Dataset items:
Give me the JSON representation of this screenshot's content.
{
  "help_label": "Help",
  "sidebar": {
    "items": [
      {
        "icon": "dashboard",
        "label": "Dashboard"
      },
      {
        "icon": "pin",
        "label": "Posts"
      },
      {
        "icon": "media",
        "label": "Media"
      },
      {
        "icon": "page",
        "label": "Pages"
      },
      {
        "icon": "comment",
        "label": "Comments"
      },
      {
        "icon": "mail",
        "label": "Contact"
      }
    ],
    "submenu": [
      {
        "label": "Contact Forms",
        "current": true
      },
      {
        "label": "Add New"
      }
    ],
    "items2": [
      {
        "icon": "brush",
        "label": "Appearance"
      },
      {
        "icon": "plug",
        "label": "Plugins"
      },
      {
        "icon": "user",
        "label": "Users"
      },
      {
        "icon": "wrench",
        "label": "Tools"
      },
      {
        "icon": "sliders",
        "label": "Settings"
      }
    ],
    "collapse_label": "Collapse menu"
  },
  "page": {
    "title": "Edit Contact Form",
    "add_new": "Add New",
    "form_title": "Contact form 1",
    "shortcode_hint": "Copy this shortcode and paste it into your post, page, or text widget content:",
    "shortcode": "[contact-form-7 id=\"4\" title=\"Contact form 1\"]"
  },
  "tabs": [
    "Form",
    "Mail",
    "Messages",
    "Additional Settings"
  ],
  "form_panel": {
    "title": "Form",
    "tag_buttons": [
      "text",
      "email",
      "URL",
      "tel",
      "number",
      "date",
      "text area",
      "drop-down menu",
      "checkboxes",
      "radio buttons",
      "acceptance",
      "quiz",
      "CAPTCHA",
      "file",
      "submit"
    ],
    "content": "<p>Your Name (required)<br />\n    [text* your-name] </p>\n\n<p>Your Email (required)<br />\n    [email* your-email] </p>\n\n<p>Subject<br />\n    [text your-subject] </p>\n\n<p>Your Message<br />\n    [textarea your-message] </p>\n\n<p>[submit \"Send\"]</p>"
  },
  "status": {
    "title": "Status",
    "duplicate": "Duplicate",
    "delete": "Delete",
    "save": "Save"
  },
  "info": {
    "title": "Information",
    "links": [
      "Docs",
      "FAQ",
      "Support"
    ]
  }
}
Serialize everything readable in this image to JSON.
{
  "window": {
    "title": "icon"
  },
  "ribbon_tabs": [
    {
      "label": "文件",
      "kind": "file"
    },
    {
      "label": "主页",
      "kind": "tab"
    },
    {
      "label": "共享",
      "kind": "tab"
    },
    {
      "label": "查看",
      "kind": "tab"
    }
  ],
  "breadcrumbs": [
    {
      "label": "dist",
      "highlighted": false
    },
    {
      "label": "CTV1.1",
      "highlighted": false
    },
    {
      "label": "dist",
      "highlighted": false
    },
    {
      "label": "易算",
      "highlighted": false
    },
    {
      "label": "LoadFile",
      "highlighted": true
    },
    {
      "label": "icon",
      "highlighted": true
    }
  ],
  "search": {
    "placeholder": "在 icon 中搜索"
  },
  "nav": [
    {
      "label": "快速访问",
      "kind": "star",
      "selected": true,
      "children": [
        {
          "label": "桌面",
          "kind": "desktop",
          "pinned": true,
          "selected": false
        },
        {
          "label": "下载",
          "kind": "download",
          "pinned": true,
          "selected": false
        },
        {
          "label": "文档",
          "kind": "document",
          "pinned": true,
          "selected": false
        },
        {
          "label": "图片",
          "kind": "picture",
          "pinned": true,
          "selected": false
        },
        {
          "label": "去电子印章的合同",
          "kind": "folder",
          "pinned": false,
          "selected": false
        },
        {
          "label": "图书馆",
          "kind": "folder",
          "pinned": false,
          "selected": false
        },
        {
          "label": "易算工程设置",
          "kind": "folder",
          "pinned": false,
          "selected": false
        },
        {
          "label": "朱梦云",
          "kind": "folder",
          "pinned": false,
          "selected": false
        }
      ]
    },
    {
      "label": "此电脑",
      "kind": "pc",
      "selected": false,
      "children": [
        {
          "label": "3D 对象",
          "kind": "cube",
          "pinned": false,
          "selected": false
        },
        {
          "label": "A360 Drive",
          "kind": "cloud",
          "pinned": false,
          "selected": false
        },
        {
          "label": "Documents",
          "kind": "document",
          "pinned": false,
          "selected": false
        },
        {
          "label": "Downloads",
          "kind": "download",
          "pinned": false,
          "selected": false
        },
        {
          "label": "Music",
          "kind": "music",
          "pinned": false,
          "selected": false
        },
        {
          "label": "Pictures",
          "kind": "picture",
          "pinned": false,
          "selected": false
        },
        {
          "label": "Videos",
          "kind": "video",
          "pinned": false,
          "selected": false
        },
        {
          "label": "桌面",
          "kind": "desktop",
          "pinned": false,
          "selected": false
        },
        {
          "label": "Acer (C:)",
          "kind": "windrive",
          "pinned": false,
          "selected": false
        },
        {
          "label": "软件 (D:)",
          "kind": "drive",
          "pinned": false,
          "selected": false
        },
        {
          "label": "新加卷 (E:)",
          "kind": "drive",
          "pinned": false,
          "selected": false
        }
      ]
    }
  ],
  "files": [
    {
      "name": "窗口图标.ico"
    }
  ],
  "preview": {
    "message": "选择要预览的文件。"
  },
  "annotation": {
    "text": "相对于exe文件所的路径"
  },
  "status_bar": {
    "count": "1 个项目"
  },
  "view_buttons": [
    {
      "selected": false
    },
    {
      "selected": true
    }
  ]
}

▶ _WHAT IS NEEDED_
Your task is to output all of the data above word for word.

▶ _WRITTEN REPLY_
Give me the JSON representation of this screenshot's content.
{
  "help_label": "Help",
  "sidebar": {
    "items": [
      {
        "icon": "dashboard",
        "label": "Dashboard"
      },
      {
        "icon": "pin",
        "label": "Posts"
      },
      {
        "icon": "media",
        "label": "Media"
      },
      {
        "icon": "page",
        "label": "Pages"
      },
      {
        "icon": "comment",
        "label": "Comments"
      },
      {
        "icon": "mail",
        "label": "Contact"
      }
    ],
    "submenu": [
      {
        "label": "Contact Forms",
        "current": true
      },
      {
        "label": "Add New"
      }
    ],
    "items2": [
      {
        "icon": "brush",
        "label": "Appearance"
      },
      {
        "icon": "plug",
        "label": "Plugins"
      },
      {
        "icon": "user",
        "label": "Users"
      },
      {
        "icon": "wrench",
        "label": "Tools"
      },
      {
        "icon": "sliders",
        "label": "Settings"
      }
    ],
    "collapse_label": "Collapse menu"
  },
  "page": {
    "title": "Edit Contact Form",
    "add_new": "Add New",
    "form_title": "Contact form 1",
    "shortcode_hint": "Copy this shortcode and paste it into your post, page, or text widget content:",
    "shortcode": "[contact-form-7 id=\"4\" title=\"Contact form 1\"]"
  },
  "tabs": [
    "Form",
    "Mail",
    "Messages",
    "Additional Settings"
  ],
  "form_panel": {
    "title": "Form",
    "tag_buttons": [
      "text",
      "email",
      "URL",
      "tel",
      "number",
      "date",
      "text area",
      "drop-down menu",
      "checkboxes",
      "radio buttons",
      "acceptance",
      "quiz",
      "CAPTCHA",
      "file",
      "submit"
    ],
    "content": "<p>Your Name (required)<br />\n    [text* your-name] </p>\n\n<p>Your Email (required)<br />\n    [email* your-email] </p>\n\n<p>Subject<br />\n    [text your-subject] </p>\n\n<p>Your Message<br />\n    [textarea your-message] </p>\n\n<p>[submit \"Send\"]</p>"
  },
  "status": {
    "title": "Status",
    "duplicate": "Duplicate",
    "delete": "Delete",
    "save": "Save"
  },
  "info": {
    "title": "Information",
    "links": [
      "Docs",
      "FAQ",
      "Support"
    ]
  }
}
Serialize everything readable in this image to JSON.
{
  "window": {
    "title": "icon"
  },
  "ribbon_tabs": [
    {
      "label": "文件",
      "kind": "file"
    },
    {
      "label": "主页",
      "kind": "tab"
    },
    {
      "label": "共享",
      "kind": "tab"
    },
    {
      "label": "查看",
      "kind": "tab"
    }
  ],
  "breadcrumbs": [
    {
      "label": "dist",
      "highlighted": false
    },
    {
      "label": "CTV1.1",
      "highlighted": false
    },
    {
      "label": "dist",
      "highlighted": false
    },
    {
      "label": "易算",
      "highlighted": false
    },
    {
      "label": "LoadFile",
      "highlighted": true
    },
    {
      "label": "icon",
      "highlighted": true
    }
  ],
  "search": {
    "placeholder": "在 icon 中搜索"
  },
  "nav": [
    {
      "label": "快速访问",
      "kind": "star",
      "selected": true,
      "children": [
        {
          "label": "桌面",
          "kind": "desktop",
          "pinned": true,
          "selected": false
        },
        {
          "label": "下载",
          "kind": "download",
          "pinned": true,
          "selected": false
        },
        {
          "label": "文档",
          "kind": "document",
          "pinned": true,
          "selected": false
        },
        {
          "label": "图片",
          "kind": "picture",
          "pinned": true,
          "selected": false
        },
        {
          "label": "去电子印章的合同",
          "kind": "folder",
          "pinned": false,
          "selected": false
        },
        {
          "label": "图书馆",
          "kind": "folder",
          "pinned": false,
          "selected": false
        },
        {
          "label": "易算工程设置",
          "kind": "folder",
          "pinned": false,
          "selected": false
        },
        {
          "label": "朱梦云",
          "kind": "folder",
          "pinned": false,
          "selected": false
        }
      ]
    },
    {
      "label": "此电脑",
      "kind": "pc",
      "selected": false,
      "children": [
        {
          "label": "3D 对象",
          "kind": "cube",
          "pinned": false,
          "selected": false
        },
        {
          "label": "A360 Drive",
          "kind": "cloud",
          "pinned": false,
          "selected": false
        },
        {
          "label": "Documents",
          "kind": "document",
          "pinned": false,
          "selected": false
        },
        {
          "label": "Downloads",
          "kind": "download",
          "pinned": false,
          "selected": false
        },
        {
          "label": "Music",
          "kind": "music",
          "pinned": false,
          "selected": false
        },
        {
          "label": "Pictures",
          "kind": "picture",
          "pinned": false,
          "selected": false
        },
        {
          "label": "Videos",
          "kind": "video",
          "pinned": false,
          "selected": false
        },
        {
          "label": "桌面",
          "kind": "desktop",
          "pinned": false,
          "selected": false
        },
        {
          "label": "Acer (C:)",
          "kind": "windrive",
          "pinned": false,
          "selected": false
        },
        {
          "label": "软件 (D:)",
          "kind": "drive",
          "pinned": false,
          "selected": false
        },
        {
          "label": "新加卷 (E:)",
          "kind": "drive",
          "pinned": false,
          "selected": false
        }
      ]
    }
  ],
  "files": [
    {
      "name": "窗口图标.ico"
    }
  ],
  "preview": {
    "message": "选择要预览的文件。"
  },
  "annotation": {
    "text": "相对于exe文件所的路径"
  },
  "status_bar": {
    "count": "1 个项目"
  },
  "view_buttons": [
    {
      "selected": false
    },
    {
      "selected": true
    }
  ]
}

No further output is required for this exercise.